Written task »
The exercise asks for every line of the data to be reproduced exactly.

Supplied material »
* * * * *

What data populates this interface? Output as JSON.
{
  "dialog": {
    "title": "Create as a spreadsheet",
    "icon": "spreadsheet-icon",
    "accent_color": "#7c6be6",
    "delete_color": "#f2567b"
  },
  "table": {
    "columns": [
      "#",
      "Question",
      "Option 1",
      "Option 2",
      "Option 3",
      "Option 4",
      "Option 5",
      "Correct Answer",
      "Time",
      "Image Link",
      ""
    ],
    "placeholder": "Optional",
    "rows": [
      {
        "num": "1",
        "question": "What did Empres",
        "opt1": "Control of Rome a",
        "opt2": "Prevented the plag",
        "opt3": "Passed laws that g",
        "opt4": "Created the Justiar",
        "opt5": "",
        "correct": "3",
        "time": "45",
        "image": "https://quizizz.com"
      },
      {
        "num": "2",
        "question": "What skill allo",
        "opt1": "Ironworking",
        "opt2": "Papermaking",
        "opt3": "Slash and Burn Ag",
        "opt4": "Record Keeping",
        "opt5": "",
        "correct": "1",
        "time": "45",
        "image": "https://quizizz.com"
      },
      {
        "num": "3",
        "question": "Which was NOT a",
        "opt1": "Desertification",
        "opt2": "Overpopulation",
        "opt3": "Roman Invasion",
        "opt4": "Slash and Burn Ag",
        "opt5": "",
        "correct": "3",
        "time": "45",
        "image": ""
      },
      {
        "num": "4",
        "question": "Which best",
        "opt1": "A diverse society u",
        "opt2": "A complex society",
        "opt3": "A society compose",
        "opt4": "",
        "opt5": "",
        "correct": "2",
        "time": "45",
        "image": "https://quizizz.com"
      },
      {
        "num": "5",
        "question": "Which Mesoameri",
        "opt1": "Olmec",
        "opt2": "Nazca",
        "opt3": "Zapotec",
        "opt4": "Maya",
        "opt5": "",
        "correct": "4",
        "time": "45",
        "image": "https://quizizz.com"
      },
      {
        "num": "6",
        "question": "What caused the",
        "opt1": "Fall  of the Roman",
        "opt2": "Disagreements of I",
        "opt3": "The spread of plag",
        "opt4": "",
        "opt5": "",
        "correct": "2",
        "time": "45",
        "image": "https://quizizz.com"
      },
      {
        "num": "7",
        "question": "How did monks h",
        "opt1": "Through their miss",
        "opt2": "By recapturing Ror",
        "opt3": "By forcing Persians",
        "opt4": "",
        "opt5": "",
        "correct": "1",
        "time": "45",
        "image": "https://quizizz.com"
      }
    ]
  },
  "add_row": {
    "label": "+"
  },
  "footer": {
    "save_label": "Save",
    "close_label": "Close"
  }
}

* * * * *

Written answer »
What data populates this interface? Output as JSON.
{
  "dialog": {
    "title": "Create as a spreadsheet",
    "icon": "spreadsheet-icon",
    "accent_color": "#7c6be6",
    "delete_color": "#f2567b"
  },
  "table": {
    "columns": [
      "#",
      "Question",
      "Option 1",
      "Option 2",
      "Option 3",
      "Option 4",
      "Option 5",
      "Correct Answer",
      "Time",
      "Image Link",
      ""
    ],
    "placeholder": "Optional",
    "rows": [
      {
        "num": "1",
        "question": "What did Empres",
        "opt1": "Control of Rome a",
        "opt2": "Prevented the plag",
        "opt3": "Passed laws that g",
        "opt4": "Created the Justiar",
        "opt5": "",
        "correct": "3",
        "time": "45",
        "image": "https://quizizz.com"
      },
      {
        "num": "2",
        "question": "What skill allo",
        "opt1": "Ironworking",
        "opt2": "Papermaking",
        "opt3": "Slash and Burn Ag",
        "opt4": "Record Keeping",
        "opt5": "",
        "correct": "1",
        "time": "45",
        "image": "https://quizizz.com"
      },
      {
        "num": "3",
        "question": "Which was NOT a",
        "opt1": "Desertification",
        "opt2": "Overpopulation",
        "opt3": "Roman Invasion",
        "opt4": "Slash and Burn Ag",
        "opt5": "",
        "correct": "3",
        "time": "45",
        "image": ""
      },
      {
        "num": "4",
        "question": "Which best",
        "opt1": "A diverse society u",
        "opt2": "A complex society",
        "opt3": "A society compose",
        "opt4": "",
        "opt5": "",
        "correct": "2",
        "time": "45",
        "image": "https://quizizz.com"
      },
      {
        "num": "5",
        "question": "Which Mesoameri",
        "opt1": "Olmec",
        "opt2": "Nazca",
        "opt3": "Zapotec",
        "opt4": "Maya",
        "opt5": "",
        "correct": "4",
        "time": "45",
        "image": "https://quizizz.com"
      },
      {
        "num": "6",
        "question": "What caused the",
        "opt1": "Fall  of the Roman",
        "opt2": "Disagreements of I",
        "opt3": "The spread of plag",
        "opt4": "",
        "opt5": "",
        "correct": "2",
        "time": "45",
        "image": "https://quizizz.com"
      },
      {
        "num": "7",
        "question": "How did monks h",
        "opt1": "Through their miss",
        "opt2": "By recapturing Ror",
        "opt3": "By forcing Persians",
        "opt4": "",
        "opt5": "",
        "correct": "1",
        "time": "45",
        "image": "https://quizizz.com"
      }
    ]
  },
  "add_row": {
    "label": "+"
  },
  "footer": {
    "save_label": "Save",
    "close_label": "Close"
  }
}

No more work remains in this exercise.